--- What is being asked ---
Say how many lines of these entries include the word "природного", and answer with the number alone.

--- Dataset items ---
◆ ◆ ◆
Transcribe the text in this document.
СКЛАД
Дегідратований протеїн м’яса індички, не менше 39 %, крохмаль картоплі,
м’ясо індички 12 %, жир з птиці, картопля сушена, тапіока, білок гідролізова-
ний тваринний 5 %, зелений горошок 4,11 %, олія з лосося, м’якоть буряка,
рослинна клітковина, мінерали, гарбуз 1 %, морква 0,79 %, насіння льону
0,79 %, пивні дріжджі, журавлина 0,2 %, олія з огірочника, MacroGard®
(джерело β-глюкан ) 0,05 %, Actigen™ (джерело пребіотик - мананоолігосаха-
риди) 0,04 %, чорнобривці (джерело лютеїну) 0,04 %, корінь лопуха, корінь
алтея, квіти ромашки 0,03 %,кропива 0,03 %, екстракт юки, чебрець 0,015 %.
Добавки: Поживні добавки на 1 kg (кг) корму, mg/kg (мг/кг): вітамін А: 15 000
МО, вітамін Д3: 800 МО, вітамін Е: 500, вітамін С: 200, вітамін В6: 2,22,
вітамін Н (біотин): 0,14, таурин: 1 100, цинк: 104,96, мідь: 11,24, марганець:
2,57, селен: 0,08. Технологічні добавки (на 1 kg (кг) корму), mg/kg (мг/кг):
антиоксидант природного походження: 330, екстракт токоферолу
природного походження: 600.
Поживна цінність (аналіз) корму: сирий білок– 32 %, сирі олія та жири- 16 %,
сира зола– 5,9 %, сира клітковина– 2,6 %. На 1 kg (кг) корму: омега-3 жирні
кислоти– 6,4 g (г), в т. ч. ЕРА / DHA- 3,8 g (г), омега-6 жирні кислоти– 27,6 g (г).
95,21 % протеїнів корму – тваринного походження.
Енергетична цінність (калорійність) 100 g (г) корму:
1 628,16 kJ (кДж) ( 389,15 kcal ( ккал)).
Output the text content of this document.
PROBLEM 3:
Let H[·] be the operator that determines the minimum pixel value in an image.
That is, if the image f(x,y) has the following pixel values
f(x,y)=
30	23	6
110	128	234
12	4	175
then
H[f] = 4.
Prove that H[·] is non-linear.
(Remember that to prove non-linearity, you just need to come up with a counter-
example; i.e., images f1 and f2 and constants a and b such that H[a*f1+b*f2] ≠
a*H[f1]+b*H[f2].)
◆ ◆ ◆
--- Worked solution ---
2